* Input records:
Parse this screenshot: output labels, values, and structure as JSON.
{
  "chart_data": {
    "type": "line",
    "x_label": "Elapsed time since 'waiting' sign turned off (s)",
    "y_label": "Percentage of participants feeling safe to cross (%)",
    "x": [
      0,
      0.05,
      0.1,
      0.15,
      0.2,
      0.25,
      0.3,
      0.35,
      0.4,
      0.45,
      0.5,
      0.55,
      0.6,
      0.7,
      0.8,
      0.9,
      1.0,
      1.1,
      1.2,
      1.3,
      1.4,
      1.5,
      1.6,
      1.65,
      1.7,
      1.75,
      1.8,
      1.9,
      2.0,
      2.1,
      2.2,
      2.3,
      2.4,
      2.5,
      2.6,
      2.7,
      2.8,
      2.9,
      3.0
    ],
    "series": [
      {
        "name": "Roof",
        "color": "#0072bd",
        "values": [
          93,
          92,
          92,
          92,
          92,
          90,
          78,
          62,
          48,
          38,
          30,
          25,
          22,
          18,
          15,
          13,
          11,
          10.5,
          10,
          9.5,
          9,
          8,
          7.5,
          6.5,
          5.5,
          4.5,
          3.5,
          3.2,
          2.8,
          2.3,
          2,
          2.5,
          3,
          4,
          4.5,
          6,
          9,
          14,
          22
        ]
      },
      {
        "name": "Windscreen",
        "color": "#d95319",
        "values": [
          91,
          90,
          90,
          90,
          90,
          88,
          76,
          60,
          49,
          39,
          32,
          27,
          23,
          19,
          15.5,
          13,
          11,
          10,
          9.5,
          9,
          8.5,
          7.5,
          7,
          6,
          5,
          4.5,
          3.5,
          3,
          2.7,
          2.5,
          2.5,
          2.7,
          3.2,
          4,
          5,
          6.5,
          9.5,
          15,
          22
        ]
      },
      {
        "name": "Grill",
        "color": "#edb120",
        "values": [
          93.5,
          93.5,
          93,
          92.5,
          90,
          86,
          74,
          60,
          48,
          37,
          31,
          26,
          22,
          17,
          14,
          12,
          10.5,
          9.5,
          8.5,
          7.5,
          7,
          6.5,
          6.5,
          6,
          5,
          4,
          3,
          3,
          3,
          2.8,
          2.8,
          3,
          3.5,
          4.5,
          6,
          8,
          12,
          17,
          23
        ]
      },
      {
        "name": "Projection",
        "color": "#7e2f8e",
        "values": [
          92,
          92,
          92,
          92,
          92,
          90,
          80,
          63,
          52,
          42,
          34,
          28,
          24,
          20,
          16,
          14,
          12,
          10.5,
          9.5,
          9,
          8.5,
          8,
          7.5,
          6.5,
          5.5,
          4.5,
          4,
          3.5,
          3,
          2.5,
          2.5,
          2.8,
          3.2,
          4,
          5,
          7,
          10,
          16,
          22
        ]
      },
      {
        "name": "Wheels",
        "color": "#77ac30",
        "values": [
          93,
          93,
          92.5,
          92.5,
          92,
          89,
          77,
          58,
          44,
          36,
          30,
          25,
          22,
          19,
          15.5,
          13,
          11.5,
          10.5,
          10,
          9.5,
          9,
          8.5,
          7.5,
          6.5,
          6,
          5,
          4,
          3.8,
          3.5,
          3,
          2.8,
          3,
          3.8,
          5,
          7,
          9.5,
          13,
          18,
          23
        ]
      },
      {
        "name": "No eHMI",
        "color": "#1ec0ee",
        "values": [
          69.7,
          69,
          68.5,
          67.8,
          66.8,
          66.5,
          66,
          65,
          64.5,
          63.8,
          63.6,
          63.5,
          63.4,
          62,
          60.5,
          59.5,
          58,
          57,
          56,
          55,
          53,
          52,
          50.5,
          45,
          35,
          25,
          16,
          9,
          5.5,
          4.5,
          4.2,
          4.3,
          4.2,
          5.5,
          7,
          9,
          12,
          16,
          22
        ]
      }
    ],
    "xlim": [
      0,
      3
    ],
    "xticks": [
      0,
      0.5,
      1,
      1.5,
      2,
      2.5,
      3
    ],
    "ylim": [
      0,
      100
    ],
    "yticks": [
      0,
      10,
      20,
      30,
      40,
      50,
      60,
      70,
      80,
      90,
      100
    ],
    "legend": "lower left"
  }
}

* Work required:
Look for the word "name" in every line of the listing and copy the lines that have it.

* Complete output:
        "name": "Roof",
        "name": "Windscreen",
        "name": "Grill",
        "name": "Projection",
        "name": "Wheels",
        "name": "No eHMI",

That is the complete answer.